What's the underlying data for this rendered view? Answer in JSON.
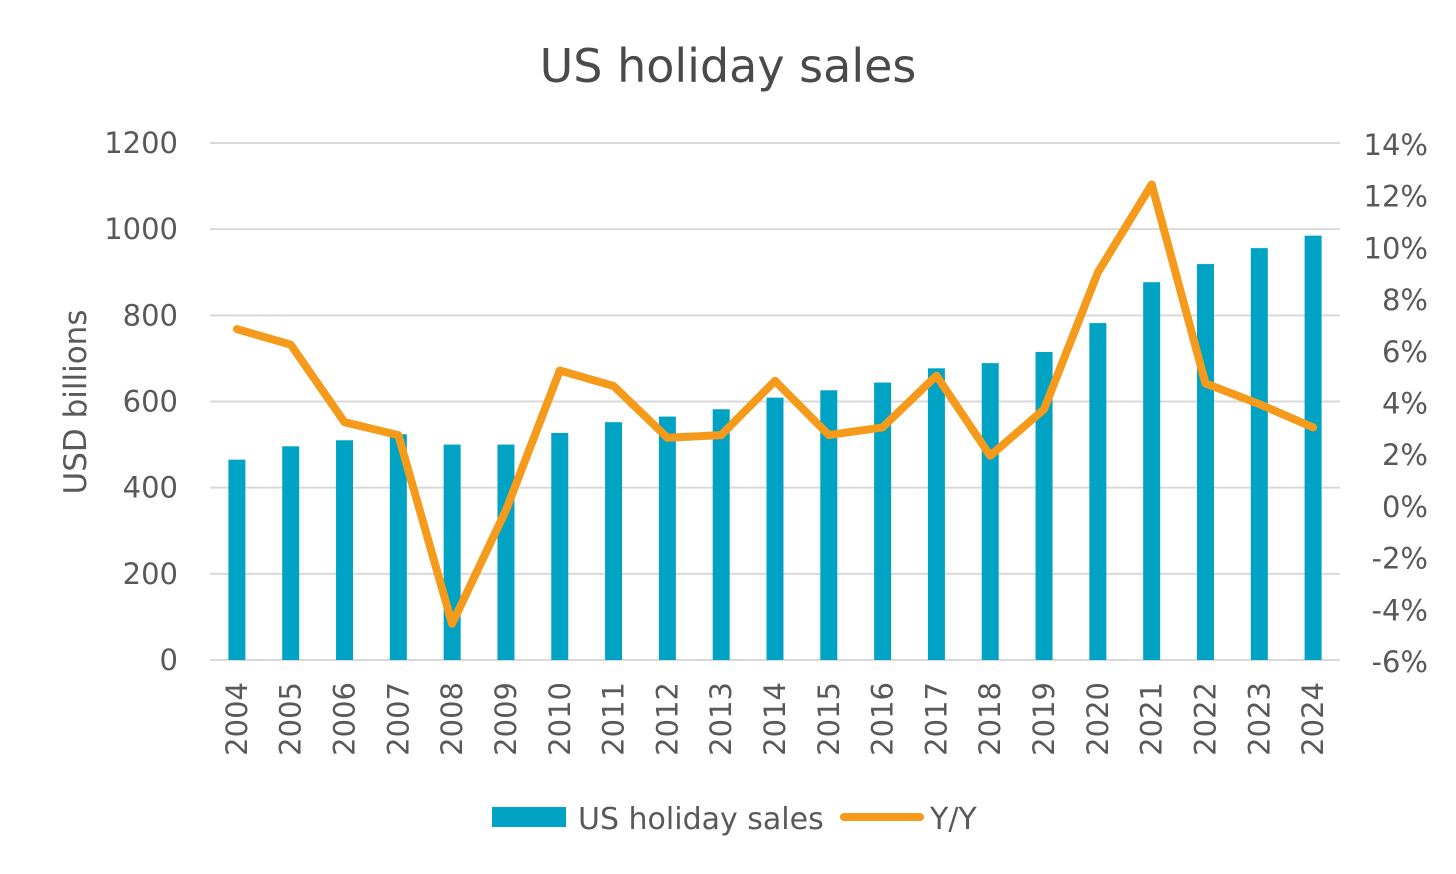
{
  "chart_data": {
    "type": "bar",
    "title": "US holiday sales",
    "ylabel": "USD billions",
    "xlabel": "",
    "categories": [
      "2004",
      "2005",
      "2006",
      "2007",
      "2008",
      "2009",
      "2010",
      "2011",
      "2012",
      "2013",
      "2014",
      "2015",
      "2016",
      "2017",
      "2018",
      "2019",
      "2020",
      "2021",
      "2022",
      "2023",
      "2024"
    ],
    "ylim": [
      0,
      1200
    ],
    "yticks": [
      "0",
      "200",
      "400",
      "600",
      "800",
      "1000",
      "1200"
    ],
    "y2lim": [
      -6,
      14
    ],
    "y2ticks": [
      "-6%",
      "-4%",
      "-2%",
      "0%",
      "2%",
      "4%",
      "6%",
      "8%",
      "10%",
      "12%",
      "14%"
    ],
    "grid": true,
    "legend_position": "bottom",
    "series": [
      {
        "name": "US holiday sales",
        "type": "bar",
        "axis": "left",
        "color": "#00a3c4",
        "values": [
          465,
          496,
          510,
          524,
          500,
          500,
          527,
          552,
          565,
          582,
          609,
          626,
          644,
          677,
          689,
          715,
          782,
          877,
          919,
          956,
          985
        ]
      },
      {
        "name": "Y/Y",
        "type": "line",
        "axis": "right",
        "color": "#f59a1b",
        "values": [
          6.8,
          6.2,
          3.2,
          2.7,
          -4.6,
          -0.2,
          5.2,
          4.6,
          2.6,
          2.7,
          4.8,
          2.7,
          3.0,
          5.0,
          1.9,
          3.7,
          9.0,
          12.4,
          4.7,
          3.9,
          3.0
        ]
      }
    ]
  }
}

SHORT TASK —
From the entries above, return each line with the word "sales" in it.

PROBLEM SOLUTION —
    "title": "US holiday sales",
        "name": "US holiday sales",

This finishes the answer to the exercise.